GOAL OF THE EXERCISE | Read the records below. Copy each line where the string "JSON" occurs.
────────────────────
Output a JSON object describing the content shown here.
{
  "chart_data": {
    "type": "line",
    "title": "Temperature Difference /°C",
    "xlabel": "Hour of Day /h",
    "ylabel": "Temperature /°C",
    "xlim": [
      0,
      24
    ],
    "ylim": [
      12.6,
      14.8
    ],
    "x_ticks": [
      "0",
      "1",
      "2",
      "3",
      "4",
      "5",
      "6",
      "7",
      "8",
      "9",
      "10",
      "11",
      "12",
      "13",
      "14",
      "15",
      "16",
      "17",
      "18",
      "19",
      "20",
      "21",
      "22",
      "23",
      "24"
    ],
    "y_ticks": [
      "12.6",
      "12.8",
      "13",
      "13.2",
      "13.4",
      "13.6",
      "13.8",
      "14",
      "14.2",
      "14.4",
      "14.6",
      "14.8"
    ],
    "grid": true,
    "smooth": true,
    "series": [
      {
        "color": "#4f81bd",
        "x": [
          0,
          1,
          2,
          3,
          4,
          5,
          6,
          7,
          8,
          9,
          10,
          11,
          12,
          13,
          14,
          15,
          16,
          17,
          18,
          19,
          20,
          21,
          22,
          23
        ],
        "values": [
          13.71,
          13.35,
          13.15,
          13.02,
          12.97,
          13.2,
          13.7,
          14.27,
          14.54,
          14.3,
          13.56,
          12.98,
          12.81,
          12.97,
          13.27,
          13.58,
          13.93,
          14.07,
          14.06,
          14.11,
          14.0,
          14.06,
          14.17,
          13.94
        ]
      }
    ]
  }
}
────────────────────
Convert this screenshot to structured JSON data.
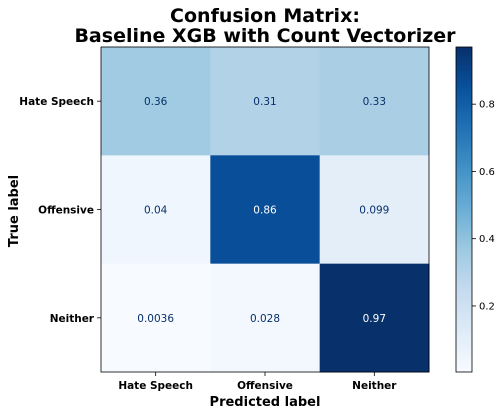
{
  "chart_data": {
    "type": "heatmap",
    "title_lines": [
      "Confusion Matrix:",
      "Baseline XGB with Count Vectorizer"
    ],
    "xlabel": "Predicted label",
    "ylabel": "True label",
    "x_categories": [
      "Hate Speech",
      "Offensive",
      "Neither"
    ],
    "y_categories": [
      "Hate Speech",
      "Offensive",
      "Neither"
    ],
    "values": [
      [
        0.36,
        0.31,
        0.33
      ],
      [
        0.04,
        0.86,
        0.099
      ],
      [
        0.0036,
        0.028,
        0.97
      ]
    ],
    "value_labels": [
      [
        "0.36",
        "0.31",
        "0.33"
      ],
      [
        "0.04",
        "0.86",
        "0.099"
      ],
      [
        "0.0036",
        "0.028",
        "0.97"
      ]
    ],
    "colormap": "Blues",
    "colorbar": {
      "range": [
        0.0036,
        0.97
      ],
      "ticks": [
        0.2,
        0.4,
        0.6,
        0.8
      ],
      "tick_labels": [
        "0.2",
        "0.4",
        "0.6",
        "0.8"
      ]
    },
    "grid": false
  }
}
────────────────────
THE COMPLETED TASK |
Output a JSON object describing the content shown here.
Convert this screenshot to structured JSON data.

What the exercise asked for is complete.